- Saved entries:
........
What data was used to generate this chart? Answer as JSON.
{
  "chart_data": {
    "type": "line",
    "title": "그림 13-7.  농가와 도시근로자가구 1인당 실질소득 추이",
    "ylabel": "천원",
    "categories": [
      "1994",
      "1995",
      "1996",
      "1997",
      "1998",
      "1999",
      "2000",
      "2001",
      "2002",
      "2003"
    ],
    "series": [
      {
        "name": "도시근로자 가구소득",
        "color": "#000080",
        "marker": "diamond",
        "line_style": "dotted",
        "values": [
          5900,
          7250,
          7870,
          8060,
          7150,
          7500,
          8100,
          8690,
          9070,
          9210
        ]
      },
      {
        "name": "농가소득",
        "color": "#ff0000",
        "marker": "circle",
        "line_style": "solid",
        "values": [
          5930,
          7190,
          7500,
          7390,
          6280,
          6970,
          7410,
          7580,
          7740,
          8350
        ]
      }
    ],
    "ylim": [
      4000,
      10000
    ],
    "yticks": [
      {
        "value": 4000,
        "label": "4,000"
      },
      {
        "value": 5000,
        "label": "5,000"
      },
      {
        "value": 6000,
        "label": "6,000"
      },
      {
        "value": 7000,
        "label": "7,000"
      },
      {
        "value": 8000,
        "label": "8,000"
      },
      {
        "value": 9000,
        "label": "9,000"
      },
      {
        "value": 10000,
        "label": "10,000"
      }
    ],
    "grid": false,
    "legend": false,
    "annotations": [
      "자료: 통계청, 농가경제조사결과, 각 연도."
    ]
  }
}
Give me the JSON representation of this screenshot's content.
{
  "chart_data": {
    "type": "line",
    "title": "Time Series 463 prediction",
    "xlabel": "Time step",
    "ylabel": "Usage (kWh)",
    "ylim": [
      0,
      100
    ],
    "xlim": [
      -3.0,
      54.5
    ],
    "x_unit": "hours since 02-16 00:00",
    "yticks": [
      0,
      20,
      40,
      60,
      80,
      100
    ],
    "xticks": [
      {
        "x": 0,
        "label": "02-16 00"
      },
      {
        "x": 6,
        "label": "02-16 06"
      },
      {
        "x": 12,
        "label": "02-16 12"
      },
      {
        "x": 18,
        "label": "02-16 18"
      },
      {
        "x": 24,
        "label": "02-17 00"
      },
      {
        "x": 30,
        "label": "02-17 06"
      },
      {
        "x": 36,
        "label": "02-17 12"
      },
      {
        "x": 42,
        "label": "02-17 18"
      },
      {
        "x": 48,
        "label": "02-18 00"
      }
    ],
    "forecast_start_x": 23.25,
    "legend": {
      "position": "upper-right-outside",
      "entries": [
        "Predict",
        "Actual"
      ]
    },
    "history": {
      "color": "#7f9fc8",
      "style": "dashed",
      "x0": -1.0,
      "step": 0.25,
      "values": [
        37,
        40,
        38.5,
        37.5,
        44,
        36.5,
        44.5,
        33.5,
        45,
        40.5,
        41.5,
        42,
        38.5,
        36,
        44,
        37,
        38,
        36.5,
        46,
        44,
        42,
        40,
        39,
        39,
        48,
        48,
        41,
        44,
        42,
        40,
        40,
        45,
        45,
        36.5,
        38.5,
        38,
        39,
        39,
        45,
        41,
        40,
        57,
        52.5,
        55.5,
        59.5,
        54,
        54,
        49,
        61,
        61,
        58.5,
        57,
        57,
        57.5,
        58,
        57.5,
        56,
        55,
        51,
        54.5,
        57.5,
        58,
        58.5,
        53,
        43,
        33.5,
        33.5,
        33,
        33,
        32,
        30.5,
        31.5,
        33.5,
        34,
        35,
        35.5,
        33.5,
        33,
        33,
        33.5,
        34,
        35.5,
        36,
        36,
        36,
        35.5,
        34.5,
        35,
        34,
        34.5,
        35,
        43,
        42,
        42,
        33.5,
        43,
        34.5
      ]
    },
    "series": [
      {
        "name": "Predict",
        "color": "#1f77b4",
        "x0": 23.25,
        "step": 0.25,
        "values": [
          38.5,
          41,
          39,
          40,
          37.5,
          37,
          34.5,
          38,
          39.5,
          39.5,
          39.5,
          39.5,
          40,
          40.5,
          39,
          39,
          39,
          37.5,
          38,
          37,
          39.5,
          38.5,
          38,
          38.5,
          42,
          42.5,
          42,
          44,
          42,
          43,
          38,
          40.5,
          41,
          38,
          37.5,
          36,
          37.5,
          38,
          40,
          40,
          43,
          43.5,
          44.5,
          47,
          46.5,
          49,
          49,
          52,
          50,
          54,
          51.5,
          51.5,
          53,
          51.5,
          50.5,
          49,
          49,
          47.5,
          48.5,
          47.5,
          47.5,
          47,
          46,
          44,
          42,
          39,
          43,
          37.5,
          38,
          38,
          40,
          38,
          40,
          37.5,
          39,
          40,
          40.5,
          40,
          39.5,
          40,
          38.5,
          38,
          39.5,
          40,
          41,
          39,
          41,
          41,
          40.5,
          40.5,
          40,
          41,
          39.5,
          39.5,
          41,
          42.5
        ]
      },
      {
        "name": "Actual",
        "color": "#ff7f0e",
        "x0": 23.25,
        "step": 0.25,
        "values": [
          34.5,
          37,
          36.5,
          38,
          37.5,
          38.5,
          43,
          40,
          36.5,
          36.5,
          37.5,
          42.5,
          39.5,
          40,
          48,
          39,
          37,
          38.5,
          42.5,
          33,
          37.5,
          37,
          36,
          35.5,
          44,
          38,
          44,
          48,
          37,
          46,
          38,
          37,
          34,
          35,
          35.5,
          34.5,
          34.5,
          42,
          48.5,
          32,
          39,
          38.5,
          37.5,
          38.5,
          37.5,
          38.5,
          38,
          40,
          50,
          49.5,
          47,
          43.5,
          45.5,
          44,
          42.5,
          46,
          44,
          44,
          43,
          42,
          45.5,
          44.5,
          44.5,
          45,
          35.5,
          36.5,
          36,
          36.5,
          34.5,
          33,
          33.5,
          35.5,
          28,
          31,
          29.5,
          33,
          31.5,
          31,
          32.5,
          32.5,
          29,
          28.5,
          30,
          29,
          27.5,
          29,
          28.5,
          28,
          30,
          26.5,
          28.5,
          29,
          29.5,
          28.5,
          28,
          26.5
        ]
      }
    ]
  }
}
........
Return every line of the preceding records in which the word "name" appears.

- Full output:
        "name": "도시근로자 가구소득",
        "name": "농가소득",
        "name": "Predict",
        "name": "Actual",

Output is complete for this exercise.